Problem to work on
Your task is to copy each line that has the word "Honey".

Data to use
----------

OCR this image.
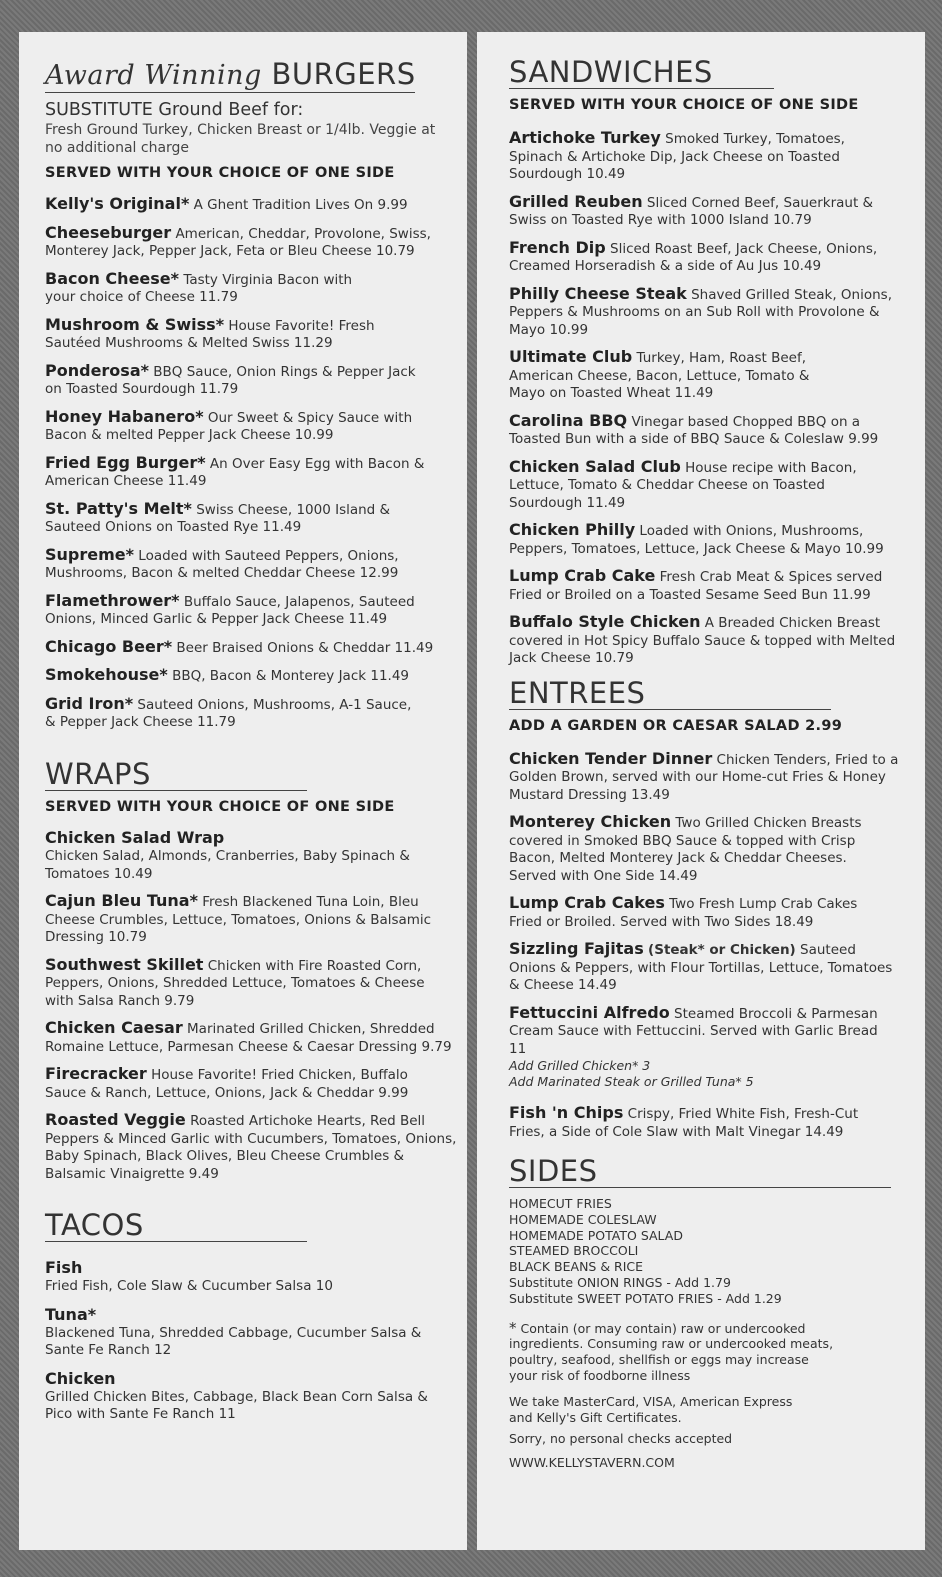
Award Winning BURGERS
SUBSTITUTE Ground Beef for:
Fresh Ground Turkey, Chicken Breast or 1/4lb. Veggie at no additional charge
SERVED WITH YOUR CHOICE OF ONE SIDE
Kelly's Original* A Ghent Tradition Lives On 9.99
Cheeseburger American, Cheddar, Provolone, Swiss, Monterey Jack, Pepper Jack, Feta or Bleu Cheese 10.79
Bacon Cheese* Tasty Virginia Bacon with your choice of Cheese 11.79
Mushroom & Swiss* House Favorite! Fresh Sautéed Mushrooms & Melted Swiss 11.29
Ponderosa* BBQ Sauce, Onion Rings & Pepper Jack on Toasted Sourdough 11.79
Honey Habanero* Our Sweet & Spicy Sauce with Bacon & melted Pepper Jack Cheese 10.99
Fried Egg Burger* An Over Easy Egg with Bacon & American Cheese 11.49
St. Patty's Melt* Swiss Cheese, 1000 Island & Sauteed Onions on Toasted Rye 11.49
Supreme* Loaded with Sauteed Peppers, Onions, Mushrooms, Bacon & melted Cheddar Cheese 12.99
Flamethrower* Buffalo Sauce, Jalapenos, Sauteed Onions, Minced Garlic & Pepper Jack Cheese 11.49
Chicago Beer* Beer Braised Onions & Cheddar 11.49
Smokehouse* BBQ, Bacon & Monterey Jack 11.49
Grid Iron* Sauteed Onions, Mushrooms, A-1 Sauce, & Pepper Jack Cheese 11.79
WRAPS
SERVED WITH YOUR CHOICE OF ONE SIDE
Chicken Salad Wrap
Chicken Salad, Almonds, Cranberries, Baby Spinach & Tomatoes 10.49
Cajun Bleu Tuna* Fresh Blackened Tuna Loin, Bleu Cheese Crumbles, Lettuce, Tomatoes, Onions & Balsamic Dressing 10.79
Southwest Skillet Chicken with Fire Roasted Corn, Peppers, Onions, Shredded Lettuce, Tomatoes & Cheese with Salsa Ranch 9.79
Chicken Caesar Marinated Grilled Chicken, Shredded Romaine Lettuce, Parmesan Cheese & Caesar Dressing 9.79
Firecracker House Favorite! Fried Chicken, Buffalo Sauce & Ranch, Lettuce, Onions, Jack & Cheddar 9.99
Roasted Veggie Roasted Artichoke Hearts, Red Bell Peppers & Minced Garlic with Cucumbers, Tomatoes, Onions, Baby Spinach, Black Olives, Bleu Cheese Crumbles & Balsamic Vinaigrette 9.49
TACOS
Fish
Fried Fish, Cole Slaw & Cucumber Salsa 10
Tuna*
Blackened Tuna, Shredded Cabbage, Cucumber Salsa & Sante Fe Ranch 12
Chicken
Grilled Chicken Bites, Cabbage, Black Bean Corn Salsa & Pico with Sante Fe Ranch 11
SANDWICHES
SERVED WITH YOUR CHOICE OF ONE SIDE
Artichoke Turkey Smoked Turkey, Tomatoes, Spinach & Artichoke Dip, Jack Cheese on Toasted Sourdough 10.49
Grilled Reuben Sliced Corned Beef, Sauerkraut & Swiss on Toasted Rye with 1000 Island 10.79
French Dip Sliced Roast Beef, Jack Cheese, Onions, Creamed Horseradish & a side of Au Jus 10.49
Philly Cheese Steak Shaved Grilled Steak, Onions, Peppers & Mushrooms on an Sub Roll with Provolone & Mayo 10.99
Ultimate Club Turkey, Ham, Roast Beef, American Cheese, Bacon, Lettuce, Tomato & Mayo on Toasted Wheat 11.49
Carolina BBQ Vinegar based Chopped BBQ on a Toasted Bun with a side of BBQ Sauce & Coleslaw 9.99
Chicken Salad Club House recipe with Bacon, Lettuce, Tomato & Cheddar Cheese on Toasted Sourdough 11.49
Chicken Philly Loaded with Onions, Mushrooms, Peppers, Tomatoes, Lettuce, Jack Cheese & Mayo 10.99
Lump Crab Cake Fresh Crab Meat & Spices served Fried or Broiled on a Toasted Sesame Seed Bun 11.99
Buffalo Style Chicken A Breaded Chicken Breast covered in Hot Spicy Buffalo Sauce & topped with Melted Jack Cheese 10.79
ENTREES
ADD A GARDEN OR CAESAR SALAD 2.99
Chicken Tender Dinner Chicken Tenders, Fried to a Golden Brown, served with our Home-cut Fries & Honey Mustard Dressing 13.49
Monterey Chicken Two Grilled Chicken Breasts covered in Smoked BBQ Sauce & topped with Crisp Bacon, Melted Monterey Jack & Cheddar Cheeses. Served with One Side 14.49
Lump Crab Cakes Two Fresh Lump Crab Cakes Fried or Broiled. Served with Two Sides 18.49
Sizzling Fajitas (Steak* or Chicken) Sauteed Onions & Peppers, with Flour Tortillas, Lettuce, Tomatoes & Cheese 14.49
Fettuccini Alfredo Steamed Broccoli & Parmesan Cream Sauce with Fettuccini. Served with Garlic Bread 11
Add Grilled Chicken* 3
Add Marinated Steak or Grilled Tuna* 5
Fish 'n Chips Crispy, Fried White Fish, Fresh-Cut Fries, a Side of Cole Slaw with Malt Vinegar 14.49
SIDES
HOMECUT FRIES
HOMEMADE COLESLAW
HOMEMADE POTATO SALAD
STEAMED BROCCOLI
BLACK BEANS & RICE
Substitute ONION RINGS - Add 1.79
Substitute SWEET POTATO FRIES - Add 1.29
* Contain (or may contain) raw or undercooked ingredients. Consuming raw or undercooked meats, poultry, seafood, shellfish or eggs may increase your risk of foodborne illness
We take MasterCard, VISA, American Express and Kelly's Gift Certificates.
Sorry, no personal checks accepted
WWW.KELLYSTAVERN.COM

----------

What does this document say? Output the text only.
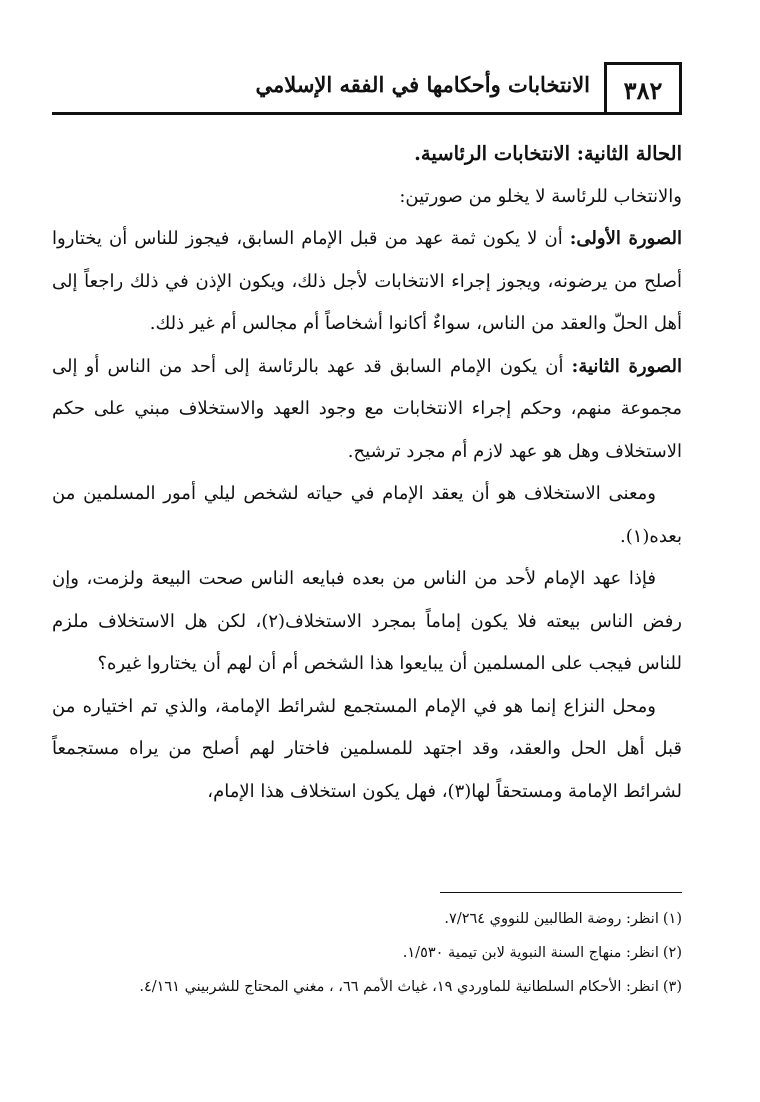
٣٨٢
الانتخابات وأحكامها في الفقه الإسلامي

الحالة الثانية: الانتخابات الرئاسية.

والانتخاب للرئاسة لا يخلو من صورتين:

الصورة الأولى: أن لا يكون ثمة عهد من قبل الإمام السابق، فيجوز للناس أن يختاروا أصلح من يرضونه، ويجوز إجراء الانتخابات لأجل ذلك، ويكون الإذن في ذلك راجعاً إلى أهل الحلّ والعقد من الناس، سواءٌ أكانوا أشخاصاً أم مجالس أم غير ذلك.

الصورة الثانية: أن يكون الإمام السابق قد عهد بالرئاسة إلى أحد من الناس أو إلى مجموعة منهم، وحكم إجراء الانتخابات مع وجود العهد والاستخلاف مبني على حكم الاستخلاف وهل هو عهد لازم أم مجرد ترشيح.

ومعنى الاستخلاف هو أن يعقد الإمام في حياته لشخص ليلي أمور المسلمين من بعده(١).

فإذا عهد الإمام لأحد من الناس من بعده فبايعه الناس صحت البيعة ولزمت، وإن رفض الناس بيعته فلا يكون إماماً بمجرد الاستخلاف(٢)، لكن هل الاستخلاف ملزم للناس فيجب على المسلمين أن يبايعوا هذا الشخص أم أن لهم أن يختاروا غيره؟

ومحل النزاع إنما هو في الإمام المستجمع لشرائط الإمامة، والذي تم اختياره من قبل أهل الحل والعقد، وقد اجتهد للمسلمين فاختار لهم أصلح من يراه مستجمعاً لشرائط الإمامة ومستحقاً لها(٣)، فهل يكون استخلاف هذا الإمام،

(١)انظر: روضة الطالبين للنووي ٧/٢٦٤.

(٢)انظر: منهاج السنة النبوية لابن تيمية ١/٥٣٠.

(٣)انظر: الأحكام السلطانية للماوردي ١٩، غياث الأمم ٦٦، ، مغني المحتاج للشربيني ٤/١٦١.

----------

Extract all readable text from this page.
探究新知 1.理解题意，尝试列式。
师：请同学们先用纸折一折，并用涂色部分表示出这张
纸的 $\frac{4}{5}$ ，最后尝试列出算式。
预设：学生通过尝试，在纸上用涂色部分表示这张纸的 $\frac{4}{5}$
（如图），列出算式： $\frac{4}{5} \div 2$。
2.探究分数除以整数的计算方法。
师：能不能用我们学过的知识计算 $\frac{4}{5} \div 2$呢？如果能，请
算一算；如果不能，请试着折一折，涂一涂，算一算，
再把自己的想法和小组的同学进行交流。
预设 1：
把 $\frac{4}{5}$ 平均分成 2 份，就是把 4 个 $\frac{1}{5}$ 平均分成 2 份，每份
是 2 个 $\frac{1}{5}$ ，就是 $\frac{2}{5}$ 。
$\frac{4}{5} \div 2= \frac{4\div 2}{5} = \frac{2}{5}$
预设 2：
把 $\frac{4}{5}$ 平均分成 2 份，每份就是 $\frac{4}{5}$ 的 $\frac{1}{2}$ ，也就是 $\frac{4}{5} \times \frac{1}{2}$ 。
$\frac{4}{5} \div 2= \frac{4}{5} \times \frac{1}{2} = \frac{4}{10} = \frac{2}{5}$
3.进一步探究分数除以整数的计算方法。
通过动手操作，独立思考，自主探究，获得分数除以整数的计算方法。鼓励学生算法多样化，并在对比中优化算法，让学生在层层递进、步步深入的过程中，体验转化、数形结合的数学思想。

----------

Result of the task
Honey Habanero* Our Sweet & Spicy Sauce with Bacon & melted Pepper Jack Cheese 10.99
Chicken Tender Dinner Chicken Tenders, Fried to a Golden Brown, served with our Home-cut Fries & Honey Mustard Dressing 13.49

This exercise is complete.